━━━━━ Extrait du texte

Une visite au Musée des Confluences (Lyon)
L'été a été propice à diverses découvertes de musées, dont certaines m'ont semblé mériter un petit compte-rendu. Mes billets suivront donc l'ordre chronologique de mes visites, et commenceront par le Musée des Confluences, ouvert à Lyon il y a moins de deux ans.
Je ne savais pas vraiment à quoi m'attendre en me rendant dans le Musée des Confluences, sinon qu'une connaissance locale m'en avait parlé favorablement. Extérieurement, le bâtiment sacrifie aux tendances actuelles, en proposant des formes un peu déstructurées. Ce n'est pas que ce soit laid, mais on a toujours un peu peur, en pareil cas, que l'argent consacré à l'écrin fasse défaut pour les bijoux. Une fois à l'intérieur, on constate que les volumes sont vastes. Très vastes. Et même si l'espace et la clarté sont agréables, on regrette un peu que tous ces mètres cubes n'aient pas davantage servi à exposer des connaissances plutôt que de l'air.
Le musée comporte, comme souvent, une exposition permanente et des expositions temporaires ; je ne parlerai ici que de la première, qui a pour louable ambition de présenter des connaissances à la fois sur la nature et sur les sociétés. Elle se décline en quatre salles. Les trois premières sont d'inspiration classique, puisqu'elles sont respectivement consacrées à l'univers et la matière, au monde du vivant, et aux sociétés. La quatrième est plus étonnante, puisqu'elle a pour sujet « la vie après la mort ». Tout un programme...
La nature
Après quelques pas dans les deux salles consacrées à la nature, le sourcil se lève pour deux raisons très différentes. Tout d'abord, on est frappé (et séduit) par la richesse et la qualité des objets présentés. D'immenses squelettes spectaculaires (dont un ptérodactyle et une sorte de brontosaure gros comme un autobus) côtoient de petits bijoux, comme ces papillons exotiques ou ces insectes improbables. Une mention spéciale pour les reconstitutions de trois êtres humains (Sapiens Néanderthal et Florès) : elles sont émouvantes de réalisme et, surtout, pour une fois, ce sont des femmes – un choix aussi heureux que rare.
L'exposé suit une logique antéchronologique : on commence par les périodes les plus récentes pour remonter peu à peu vers les temps plus anciens. C'est original, certes, mais je ne suis pas certain que d'un point de vue pédagogique, ce soit un choix très pertinent.

━━━━━━━━━━

Exercices à réaliser:
A - D'après le compte-rendu sur le Musée des Confluences, quels sont les thèmes des quatre salles de l'exposition permanente ?
B - Poursuivez le compte-rendu sur le Musée des Confluences à partir de sa dernière phrase.
Les données ne sont d'aucune utilité ici.

━━━━━ Données fournies

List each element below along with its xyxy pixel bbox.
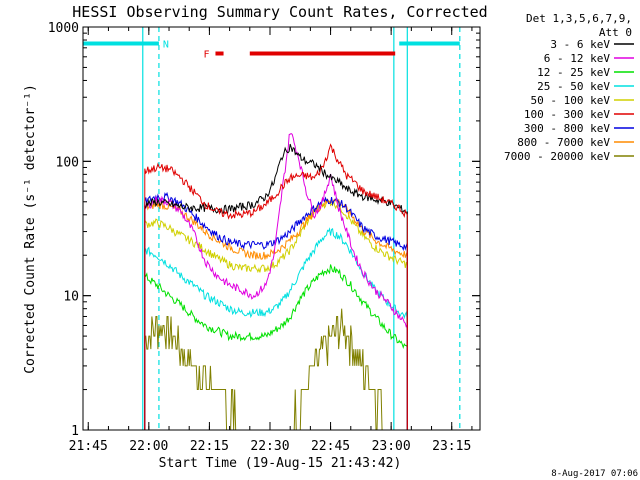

━━━━━━━━━━

Corrigé:
A -
- l'univers et la matière
- le monde du vivant
- les sociétés
- la vie après la mort

B -
Toujours est-il que jusque là, même si l'on peut regretter ce mal des musées français qu'est le laconisme des explications, la visite s'avère fort agréable et instructive.
Là où les choses commencent à se gâter – et c'est la raison pour laquelle se lève le second sourcil, c'est lorsqu'on constate la place occupée dans ces salles par les calembredaines religieuses. À côté de l'exposé principal, d'ordre scientifique, se déploient en effet sur certains murs une série de récits mythiques, sans que rien ne vienne mettre une distance et, disons le mot, une hiérarchie entre ces fruits de l'imagination et le savoir attesté. En fait, le titre même de l'une des deux salles, suffisamment discret sur place pour que je ne le découvre qu'après coup, annonce déjà ce curieux syncrétisme (« Origines, les récits du monde »). Insistons : ce n'est pas la présence de ces récits mythiques, en elle-même, qui pose problème. Après tout, il serait utile de raconter comment le savoir scientifique, au cours des âges, a peu à peu fait reculer les croyances – non sans que celles-ci résistent par divers moyens, dont certains qui ne doivent rien au débat démocratique. Mais ce n'est pas de cela qu'il s'agit ici. On est devant une sorte de bazar éclectique, où chacun semble libre de déterminer ce qui lui paraît le plus juste ou le plus poétique, quitte à se composer un petit panier garni personnel en picorant un peu de science ici, un peu de religion là.
La société
Mais c'est avec les deux dernières salles que l'écart entre la qualité des collections et les choix de la muséographie atteint, hélas, sa pleine mesure. En pénétrant dans l'espace consacré aux sociétés, on entre en effet dans un monde duquel ont disparu tout sens et tout ordre. Des vitrines juxtaposées, parfois splendides en elles-mêmes, mais disposées sans aucune espèce d'organisation, tiennent lieu de discours. Des ustensiles ménagers des années 1950 côtoient ainsi des monnaies mélanésiennes, un moteur de camion dernier cri avoisine une série de boucliers africains sans qu'aucune espèce de fil directeur n'organise tout cela. La raison en est évidente : le crime suprême consistant à reconnaître l'évolution des sociétés et à tenter de la penser, il faut tout faire pour éviter d'en suggérer l'existence au visiteur. Tout cela est d'autant plus irritant qu'une fois encore, il y a de magnifiques pièces ; j'ai ainsi découvert d'incroyables monnaies de plumes ou de coquillages destinées à payer les compensations matrimoniales ou au prix du sang, ou ces brassards portés par les plus prestigieux membres des sociétés dites « à grades » – sans parler d'une hallucinante armure japonaise du XVIIe siècle. J'ai notamment appris que la monnaie de la république de Papouasie Nouvelle-Guinée, le kina, tire son nom des coquillages qui, conjointement aux porcs, servaient il n'y a pas si longtemps dans les paiements de mariage... ce que les actuels billets de banque figurent sous forme de dessin, histoire de rendre leur destination plus explicite.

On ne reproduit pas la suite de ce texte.